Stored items
>> start

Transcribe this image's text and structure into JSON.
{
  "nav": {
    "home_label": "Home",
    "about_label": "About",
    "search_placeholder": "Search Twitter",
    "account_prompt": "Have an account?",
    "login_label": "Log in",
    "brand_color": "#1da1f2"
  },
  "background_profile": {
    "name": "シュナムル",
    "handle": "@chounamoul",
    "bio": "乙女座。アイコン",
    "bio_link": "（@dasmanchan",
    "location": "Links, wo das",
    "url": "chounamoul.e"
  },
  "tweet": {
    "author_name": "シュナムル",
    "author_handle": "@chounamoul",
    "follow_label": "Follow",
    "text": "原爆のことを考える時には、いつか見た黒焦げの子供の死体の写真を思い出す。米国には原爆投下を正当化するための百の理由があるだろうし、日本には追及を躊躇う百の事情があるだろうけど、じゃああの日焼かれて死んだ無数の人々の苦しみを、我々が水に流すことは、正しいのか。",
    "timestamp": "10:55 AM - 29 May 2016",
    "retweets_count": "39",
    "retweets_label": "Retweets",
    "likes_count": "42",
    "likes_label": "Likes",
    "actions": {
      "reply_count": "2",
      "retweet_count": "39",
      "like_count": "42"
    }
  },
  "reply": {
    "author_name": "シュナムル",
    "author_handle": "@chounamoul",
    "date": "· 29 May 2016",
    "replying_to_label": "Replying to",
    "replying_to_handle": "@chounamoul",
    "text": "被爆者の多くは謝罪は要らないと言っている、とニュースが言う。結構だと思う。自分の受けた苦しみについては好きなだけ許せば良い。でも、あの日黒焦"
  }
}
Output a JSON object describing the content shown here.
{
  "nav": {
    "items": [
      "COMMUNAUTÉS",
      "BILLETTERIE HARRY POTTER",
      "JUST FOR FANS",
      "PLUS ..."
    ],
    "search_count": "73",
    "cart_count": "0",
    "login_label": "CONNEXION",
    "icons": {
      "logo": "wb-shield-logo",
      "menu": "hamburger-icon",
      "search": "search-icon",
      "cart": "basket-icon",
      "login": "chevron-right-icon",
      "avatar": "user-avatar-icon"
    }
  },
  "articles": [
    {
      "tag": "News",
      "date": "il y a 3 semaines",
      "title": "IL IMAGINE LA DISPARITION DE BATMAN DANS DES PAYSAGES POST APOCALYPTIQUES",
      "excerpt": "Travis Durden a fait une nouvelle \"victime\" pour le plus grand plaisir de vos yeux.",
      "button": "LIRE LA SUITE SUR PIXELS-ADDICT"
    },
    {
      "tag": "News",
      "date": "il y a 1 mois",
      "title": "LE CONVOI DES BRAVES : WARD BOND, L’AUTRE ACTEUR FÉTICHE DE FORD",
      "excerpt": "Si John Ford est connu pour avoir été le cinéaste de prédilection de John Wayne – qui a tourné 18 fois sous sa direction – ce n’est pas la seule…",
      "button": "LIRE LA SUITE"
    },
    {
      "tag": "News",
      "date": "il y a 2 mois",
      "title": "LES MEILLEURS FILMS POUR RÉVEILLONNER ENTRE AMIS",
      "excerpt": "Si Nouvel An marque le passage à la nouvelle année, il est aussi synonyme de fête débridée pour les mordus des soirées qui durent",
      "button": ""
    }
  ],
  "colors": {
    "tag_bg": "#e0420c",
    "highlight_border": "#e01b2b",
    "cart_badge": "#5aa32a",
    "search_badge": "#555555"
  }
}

>> end

_Given request_. Write out the material from the first line to the last, exactly.

_Full solution_.
Transcribe this image's text and structure into JSON.
{
  "nav": {
    "home_label": "Home",
    "about_label": "About",
    "search_placeholder": "Search Twitter",
    "account_prompt": "Have an account?",
    "login_label": "Log in",
    "brand_color": "#1da1f2"
  },
  "background_profile": {
    "name": "シュナムル",
    "handle": "@chounamoul",
    "bio": "乙女座。アイコン",
    "bio_link": "（@dasmanchan",
    "location": "Links, wo das",
    "url": "chounamoul.e"
  },
  "tweet": {
    "author_name": "シュナムル",
    "author_handle": "@chounamoul",
    "follow_label": "Follow",
    "text": "原爆のことを考える時には、いつか見た黒焦げの子供の死体の写真を思い出す。米国には原爆投下を正当化するための百の理由があるだろうし、日本には追及を躊躇う百の事情があるだろうけど、じゃああの日焼かれて死んだ無数の人々の苦しみを、我々が水に流すことは、正しいのか。",
    "timestamp": "10:55 AM - 29 May 2016",
    "retweets_count": "39",
    "retweets_label": "Retweets",
    "likes_count": "42",
    "likes_label": "Likes",
    "actions": {
      "reply_count": "2",
      "retweet_count": "39",
      "like_count": "42"
    }
  },
  "reply": {
    "author_name": "シュナムル",
    "author_handle": "@chounamoul",
    "date": "· 29 May 2016",
    "replying_to_label": "Replying to",
    "replying_to_handle": "@chounamoul",
    "text": "被爆者の多くは謝罪は要らないと言っている、とニュースが言う。結構だと思う。自分の受けた苦しみについては好きなだけ許せば良い。でも、あの日黒焦"
  }
}
Output a JSON object describing the content shown here.
{
  "nav": {
    "items": [
      "COMMUNAUTÉS",
      "BILLETTERIE HARRY POTTER",
      "JUST FOR FANS",
      "PLUS ..."
    ],
    "search_count": "73",
    "cart_count": "0",
    "login_label": "CONNEXION",
    "icons": {
      "logo": "wb-shield-logo",
      "menu": "hamburger-icon",
      "search": "search-icon",
      "cart": "basket-icon",
      "login": "chevron-right-icon",
      "avatar": "user-avatar-icon"
    }
  },
  "articles": [
    {
      "tag": "News",
      "date": "il y a 3 semaines",
      "title": "IL IMAGINE LA DISPARITION DE BATMAN DANS DES PAYSAGES POST APOCALYPTIQUES",
      "excerpt": "Travis Durden a fait une nouvelle \"victime\" pour le plus grand plaisir de vos yeux.",
      "button": "LIRE LA SUITE SUR PIXELS-ADDICT"
    },
    {
      "tag": "News",
      "date": "il y a 1 mois",
      "title": "LE CONVOI DES BRAVES : WARD BOND, L’AUTRE ACTEUR FÉTICHE DE FORD",
      "excerpt": "Si John Ford est connu pour avoir été le cinéaste de prédilection de John Wayne – qui a tourné 18 fois sous sa direction – ce n’est pas la seule…",
      "button": "LIRE LA SUITE"
    },
    {
      "tag": "News",
      "date": "il y a 2 mois",
      "title": "LES MEILLEURS FILMS POUR RÉVEILLONNER ENTRE AMIS",
      "excerpt": "Si Nouvel An marque le passage à la nouvelle année, il est aussi synonyme de fête débridée pour les mordus des soirées qui durent",
      "button": ""
    }
  ],
  "colors": {
    "tag_bg": "#e0420c",
    "highlight_border": "#e01b2b",
    "cart_badge": "#5aa32a",
    "search_badge": "#555555"
  }
}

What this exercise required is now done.